• Description of the task: Return every entry exactly.

** BEGIN Listed records **

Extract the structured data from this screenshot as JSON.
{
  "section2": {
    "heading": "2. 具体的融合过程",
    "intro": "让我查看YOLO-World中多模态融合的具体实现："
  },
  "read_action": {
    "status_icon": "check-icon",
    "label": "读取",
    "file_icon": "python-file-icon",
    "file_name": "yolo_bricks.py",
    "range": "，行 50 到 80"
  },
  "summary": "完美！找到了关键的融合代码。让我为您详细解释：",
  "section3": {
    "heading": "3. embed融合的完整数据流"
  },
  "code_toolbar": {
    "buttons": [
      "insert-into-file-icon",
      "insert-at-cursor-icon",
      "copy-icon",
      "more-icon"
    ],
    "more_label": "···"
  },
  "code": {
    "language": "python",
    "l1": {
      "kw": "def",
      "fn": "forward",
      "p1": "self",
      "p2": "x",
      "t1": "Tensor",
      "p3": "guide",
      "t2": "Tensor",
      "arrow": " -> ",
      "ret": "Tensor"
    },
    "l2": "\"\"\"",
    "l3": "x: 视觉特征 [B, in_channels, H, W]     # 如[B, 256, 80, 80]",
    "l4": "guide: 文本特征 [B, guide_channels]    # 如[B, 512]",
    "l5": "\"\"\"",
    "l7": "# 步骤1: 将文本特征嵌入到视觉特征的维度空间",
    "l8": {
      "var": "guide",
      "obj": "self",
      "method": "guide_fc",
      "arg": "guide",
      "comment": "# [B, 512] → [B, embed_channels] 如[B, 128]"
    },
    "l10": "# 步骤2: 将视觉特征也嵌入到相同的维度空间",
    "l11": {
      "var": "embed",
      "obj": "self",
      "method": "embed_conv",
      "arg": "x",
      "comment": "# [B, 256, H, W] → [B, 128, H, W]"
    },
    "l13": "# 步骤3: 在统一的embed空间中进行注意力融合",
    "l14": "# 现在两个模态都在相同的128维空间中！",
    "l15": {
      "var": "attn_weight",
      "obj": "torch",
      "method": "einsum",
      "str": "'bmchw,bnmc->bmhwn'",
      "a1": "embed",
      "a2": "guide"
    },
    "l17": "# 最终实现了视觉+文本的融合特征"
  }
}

** END Listed records **

• Finished task:
Extract the structured data from this screenshot as JSON.
{
  "section2": {
    "heading": "2. 具体的融合过程",
    "intro": "让我查看YOLO-World中多模态融合的具体实现："
  },
  "read_action": {
    "status_icon": "check-icon",
    "label": "读取",
    "file_icon": "python-file-icon",
    "file_name": "yolo_bricks.py",
    "range": "，行 50 到 80"
  },
  "summary": "完美！找到了关键的融合代码。让我为您详细解释：",
  "section3": {
    "heading": "3. embed融合的完整数据流"
  },
  "code_toolbar": {
    "buttons": [
      "insert-into-file-icon",
      "insert-at-cursor-icon",
      "copy-icon",
      "more-icon"
    ],
    "more_label": "···"
  },
  "code": {
    "language": "python",
    "l1": {
      "kw": "def",
      "fn": "forward",
      "p1": "self",
      "p2": "x",
      "t1": "Tensor",
      "p3": "guide",
      "t2": "Tensor",
      "arrow": " -> ",
      "ret": "Tensor"
    },
    "l2": "\"\"\"",
    "l3": "x: 视觉特征 [B, in_channels, H, W]     # 如[B, 256, 80, 80]",
    "l4": "guide: 文本特征 [B, guide_channels]    # 如[B, 512]",
    "l5": "\"\"\"",
    "l7": "# 步骤1: 将文本特征嵌入到视觉特征的维度空间",
    "l8": {
      "var": "guide",
      "obj": "self",
      "method": "guide_fc",
      "arg": "guide",
      "comment": "# [B, 512] → [B, embed_channels] 如[B, 128]"
    },
    "l10": "# 步骤2: 将视觉特征也嵌入到相同的维度空间",
    "l11": {
      "var": "embed",
      "obj": "self",
      "method": "embed_conv",
      "arg": "x",
      "comment": "# [B, 256, H, W] → [B, 128, H, W]"
    },
    "l13": "# 步骤3: 在统一的embed空间中进行注意力融合",
    "l14": "# 现在两个模态都在相同的128维空间中！",
    "l15": {
      "var": "attn_weight",
      "obj": "torch",
      "method": "einsum",
      "str": "'bmchw,bnmc->bmhwn'",
      "a1": "embed",
      "a2": "guide"
    },
    "l17": "# 最终实现了视觉+文本的融合特征"
  }
}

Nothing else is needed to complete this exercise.